▸ PROBLEM TO SOLVE: Pick out every line with the word "海上钢琴师" and copy it.

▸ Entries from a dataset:
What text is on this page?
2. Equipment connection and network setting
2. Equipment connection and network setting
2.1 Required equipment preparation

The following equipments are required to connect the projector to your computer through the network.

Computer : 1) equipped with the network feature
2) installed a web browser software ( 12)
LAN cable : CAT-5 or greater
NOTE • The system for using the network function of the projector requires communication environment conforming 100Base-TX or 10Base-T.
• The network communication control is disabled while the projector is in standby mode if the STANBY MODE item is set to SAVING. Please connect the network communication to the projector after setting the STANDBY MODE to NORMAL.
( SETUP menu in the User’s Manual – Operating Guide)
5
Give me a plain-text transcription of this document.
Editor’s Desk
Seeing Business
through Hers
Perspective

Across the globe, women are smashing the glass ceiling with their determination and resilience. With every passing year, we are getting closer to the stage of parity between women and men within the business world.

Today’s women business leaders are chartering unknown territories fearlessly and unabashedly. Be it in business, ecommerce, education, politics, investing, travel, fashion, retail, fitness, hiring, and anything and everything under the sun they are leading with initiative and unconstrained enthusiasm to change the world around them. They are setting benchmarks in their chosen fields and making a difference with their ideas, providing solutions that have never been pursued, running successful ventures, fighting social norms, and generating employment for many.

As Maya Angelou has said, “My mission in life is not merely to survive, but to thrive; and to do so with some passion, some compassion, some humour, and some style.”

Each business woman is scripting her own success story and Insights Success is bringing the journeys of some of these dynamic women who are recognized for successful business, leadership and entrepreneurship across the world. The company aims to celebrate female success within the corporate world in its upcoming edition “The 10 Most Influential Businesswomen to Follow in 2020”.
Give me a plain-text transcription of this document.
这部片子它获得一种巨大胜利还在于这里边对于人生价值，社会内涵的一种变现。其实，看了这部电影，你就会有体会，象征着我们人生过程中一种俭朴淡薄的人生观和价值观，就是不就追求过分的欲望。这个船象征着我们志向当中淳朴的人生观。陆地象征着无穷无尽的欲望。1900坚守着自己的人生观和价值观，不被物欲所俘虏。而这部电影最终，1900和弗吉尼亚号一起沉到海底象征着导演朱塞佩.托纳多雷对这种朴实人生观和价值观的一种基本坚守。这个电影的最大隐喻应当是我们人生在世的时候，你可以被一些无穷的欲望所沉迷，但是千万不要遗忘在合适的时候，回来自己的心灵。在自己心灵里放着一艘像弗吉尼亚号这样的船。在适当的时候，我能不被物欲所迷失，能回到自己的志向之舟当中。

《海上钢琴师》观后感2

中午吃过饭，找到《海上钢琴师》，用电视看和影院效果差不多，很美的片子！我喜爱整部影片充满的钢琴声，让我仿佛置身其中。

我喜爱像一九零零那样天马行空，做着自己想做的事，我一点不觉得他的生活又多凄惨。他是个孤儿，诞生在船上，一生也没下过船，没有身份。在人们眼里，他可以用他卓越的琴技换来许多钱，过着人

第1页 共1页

▸ EXERCISE OUTPUT:
《海上钢琴师》观后感2
中午吃过饭，找到《海上钢琴师》，用电视看和影院效果差不多，很美的片子！我喜爱整部影片充满的钢琴声，让我仿佛置身其中。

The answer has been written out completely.